┌────────

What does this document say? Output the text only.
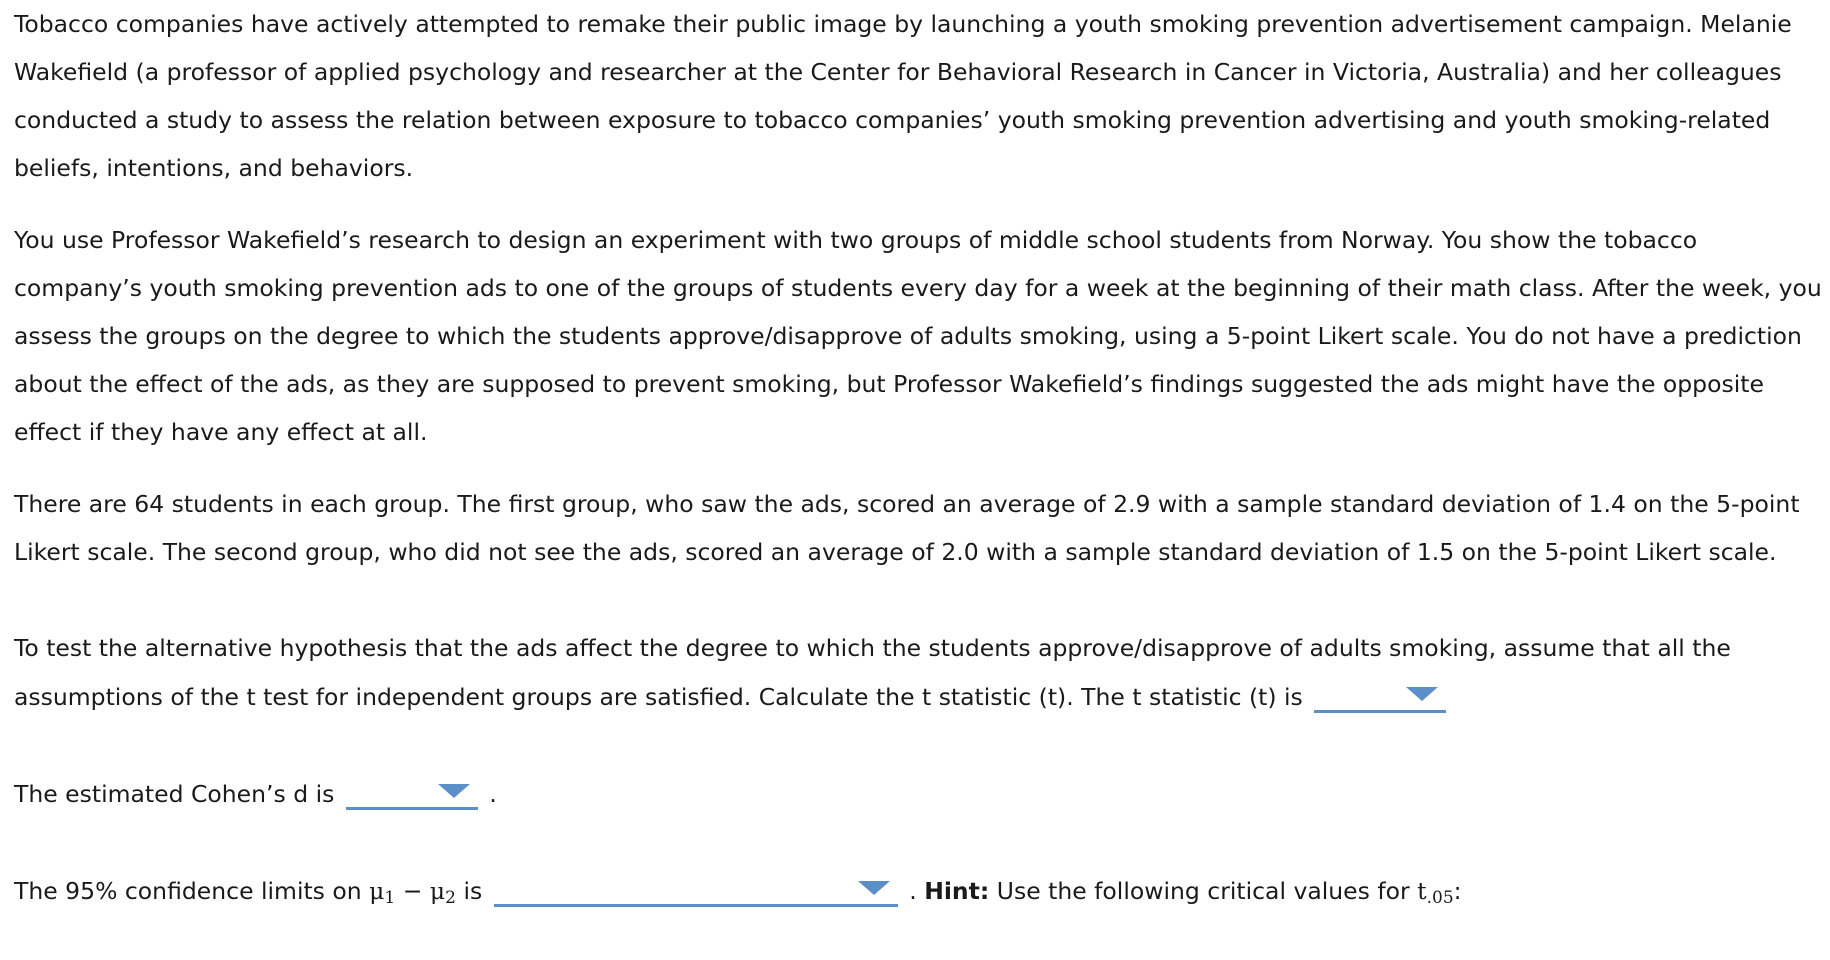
Tobacco companies have actively attempted to remake their public image by launching a youth smoking prevention advertisement campaign. Melanie Wakefield (a professor of applied psychology and researcher at the Center for Behavioral Research in Cancer in Victoria, Australia) and her colleagues conducted a study to assess the relation between exposure to tobacco companies’ youth smoking prevention advertising and youth smoking-related beliefs, intentions, and behaviors.

You use Professor Wakefield’s research to design an experiment with two groups of middle school students from Norway. You show the tobacco company’s youth smoking prevention ads to one of the groups of students every day for a week at the beginning of their math class. After the week, you assess the groups on the degree to which the students approve/disapprove of adults smoking, using a 5-point Likert scale. You do not have a prediction about the effect of the ads, as they are supposed to prevent smoking, but Professor Wakefield’s findings suggested the ads might have the opposite effect if they have any effect at all.

There are 64 students in each group. The first group, who saw the ads, scored an average of 2.9 with a sample standard deviation of 1.4 on the 5-point Likert scale. The second group, who did not see the ads, scored an average of 2.0 with a sample standard deviation of 1.5 on the 5-point Likert scale.

To test the alternative hypothesis that the ads affect the degree to which the students approve/disapprove of adults smoking, assume that all the assumptions of the t test for independent groups are satisfied. Calculate the t statistic (t). The t statistic (t) is

The estimated Cohen’s d is	.

The 95% confidence limits on $\mu_1 - \mu_2$ is	. Hint: Use the following critical values for $t_{.05}$:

└────────

**DO THIS:** Return all lines with the word "Likert" in them.

**FINAL RESULT:**
You use Professor Wakefield’s research to design an experiment with two groups of middle school students from Norway. You show the tobacco company’s youth smoking prevention ads to one of the groups of students every day for a week at the beginning of their math class. After the week, you assess the groups on the degree to which the students approve/disapprove of adults smoking, using a 5-point Likert scale. You do not have a prediction about the effect of the ads, as they are supposed to prevent smoking, but Professor Wakefield’s findings suggested the ads might have the opposite effect if they have any effect at all.
There are 64 students in each group. The first group, who saw the ads, scored an average of 2.9 with a sample standard deviation of 1.4 on the 5-point Likert scale. The second group, who did not see the ads, scored an average of 2.0 with a sample standard deviation of 1.5 on the 5-point Likert scale.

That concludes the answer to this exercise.